▶ [EXERCISE] Copy out all the lines where "type" shows up.

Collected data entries
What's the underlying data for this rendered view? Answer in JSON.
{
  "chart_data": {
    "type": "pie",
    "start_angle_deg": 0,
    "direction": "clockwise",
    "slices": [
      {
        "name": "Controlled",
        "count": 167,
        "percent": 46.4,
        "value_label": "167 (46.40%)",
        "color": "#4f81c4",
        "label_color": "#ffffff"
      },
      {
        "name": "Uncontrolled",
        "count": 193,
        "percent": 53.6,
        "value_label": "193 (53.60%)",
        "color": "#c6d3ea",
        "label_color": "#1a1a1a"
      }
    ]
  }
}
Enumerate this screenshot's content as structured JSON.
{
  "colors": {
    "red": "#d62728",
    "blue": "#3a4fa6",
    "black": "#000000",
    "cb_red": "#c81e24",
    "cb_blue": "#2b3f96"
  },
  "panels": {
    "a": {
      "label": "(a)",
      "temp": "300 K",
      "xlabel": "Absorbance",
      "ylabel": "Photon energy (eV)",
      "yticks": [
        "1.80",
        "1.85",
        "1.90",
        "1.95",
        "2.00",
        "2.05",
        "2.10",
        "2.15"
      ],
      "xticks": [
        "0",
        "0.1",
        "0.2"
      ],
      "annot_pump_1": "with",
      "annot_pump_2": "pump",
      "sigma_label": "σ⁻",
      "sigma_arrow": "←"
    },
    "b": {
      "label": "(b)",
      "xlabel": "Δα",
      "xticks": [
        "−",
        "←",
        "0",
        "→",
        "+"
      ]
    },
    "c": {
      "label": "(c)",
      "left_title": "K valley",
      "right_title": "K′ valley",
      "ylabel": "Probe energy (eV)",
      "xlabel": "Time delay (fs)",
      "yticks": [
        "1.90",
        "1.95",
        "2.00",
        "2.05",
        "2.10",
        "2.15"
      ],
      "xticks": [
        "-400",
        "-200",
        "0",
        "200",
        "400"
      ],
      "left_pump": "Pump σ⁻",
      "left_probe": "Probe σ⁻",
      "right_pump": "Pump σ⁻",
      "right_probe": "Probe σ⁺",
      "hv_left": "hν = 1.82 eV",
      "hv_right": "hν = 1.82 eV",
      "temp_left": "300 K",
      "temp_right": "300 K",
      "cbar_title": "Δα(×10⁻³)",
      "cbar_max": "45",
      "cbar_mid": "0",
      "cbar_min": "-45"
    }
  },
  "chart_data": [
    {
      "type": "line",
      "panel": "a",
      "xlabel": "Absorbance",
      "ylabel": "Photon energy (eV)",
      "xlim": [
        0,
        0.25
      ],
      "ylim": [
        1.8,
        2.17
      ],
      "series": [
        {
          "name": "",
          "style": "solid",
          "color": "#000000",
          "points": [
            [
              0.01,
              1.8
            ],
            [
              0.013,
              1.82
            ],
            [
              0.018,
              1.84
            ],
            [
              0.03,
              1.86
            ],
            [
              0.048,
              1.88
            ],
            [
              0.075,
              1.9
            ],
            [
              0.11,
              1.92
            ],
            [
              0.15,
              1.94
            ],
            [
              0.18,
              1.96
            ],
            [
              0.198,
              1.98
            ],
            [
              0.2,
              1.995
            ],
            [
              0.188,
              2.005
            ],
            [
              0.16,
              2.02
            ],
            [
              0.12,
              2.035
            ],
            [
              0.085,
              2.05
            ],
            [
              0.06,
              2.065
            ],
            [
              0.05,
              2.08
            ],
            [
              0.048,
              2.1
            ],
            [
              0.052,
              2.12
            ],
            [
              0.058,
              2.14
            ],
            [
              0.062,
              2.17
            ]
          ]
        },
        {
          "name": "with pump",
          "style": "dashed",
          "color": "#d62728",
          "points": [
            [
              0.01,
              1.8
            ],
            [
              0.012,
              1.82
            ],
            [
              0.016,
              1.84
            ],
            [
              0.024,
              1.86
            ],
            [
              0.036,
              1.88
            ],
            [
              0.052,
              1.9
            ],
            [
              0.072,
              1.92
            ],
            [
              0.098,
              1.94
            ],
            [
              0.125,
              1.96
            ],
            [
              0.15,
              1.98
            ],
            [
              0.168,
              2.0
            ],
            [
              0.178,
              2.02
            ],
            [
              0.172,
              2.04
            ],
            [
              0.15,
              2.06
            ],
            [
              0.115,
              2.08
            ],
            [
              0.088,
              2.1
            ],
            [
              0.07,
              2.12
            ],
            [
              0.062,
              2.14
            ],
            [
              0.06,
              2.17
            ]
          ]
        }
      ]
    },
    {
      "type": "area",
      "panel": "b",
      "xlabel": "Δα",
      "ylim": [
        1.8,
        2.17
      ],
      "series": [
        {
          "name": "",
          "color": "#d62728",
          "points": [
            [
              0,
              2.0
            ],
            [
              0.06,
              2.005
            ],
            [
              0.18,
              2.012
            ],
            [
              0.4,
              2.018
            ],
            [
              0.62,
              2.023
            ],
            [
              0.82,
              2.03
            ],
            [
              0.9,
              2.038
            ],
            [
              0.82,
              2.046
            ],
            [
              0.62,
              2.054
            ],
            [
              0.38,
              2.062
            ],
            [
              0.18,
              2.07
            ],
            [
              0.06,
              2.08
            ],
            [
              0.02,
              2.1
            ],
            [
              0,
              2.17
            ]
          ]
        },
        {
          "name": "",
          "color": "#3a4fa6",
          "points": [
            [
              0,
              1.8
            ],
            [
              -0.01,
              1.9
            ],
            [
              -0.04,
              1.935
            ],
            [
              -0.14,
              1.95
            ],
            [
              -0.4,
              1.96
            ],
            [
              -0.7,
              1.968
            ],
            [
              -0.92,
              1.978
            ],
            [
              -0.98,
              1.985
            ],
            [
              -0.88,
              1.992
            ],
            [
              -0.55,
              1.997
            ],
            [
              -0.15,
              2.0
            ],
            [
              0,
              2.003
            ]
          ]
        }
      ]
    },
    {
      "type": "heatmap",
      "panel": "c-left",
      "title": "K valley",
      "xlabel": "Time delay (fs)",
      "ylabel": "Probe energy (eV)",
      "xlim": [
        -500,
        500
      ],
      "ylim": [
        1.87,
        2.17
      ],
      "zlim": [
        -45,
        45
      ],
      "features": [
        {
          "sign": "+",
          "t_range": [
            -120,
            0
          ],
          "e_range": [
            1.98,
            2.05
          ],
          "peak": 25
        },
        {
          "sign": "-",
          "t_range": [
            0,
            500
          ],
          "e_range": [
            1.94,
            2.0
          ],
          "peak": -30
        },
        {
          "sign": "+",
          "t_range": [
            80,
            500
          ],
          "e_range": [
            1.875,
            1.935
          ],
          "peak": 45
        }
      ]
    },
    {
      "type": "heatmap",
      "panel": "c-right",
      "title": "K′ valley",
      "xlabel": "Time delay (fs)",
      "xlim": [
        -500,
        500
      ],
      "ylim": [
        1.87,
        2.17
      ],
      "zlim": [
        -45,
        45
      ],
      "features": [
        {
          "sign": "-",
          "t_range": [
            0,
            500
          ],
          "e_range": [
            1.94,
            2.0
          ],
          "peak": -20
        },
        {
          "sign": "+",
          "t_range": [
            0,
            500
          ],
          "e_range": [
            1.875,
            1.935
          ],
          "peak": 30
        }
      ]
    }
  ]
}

▶ [THE RESULT]
    "type": "pie",
      "type": "line",
      "type": "area",
      "type": "heatmap",
      "type": "heatmap",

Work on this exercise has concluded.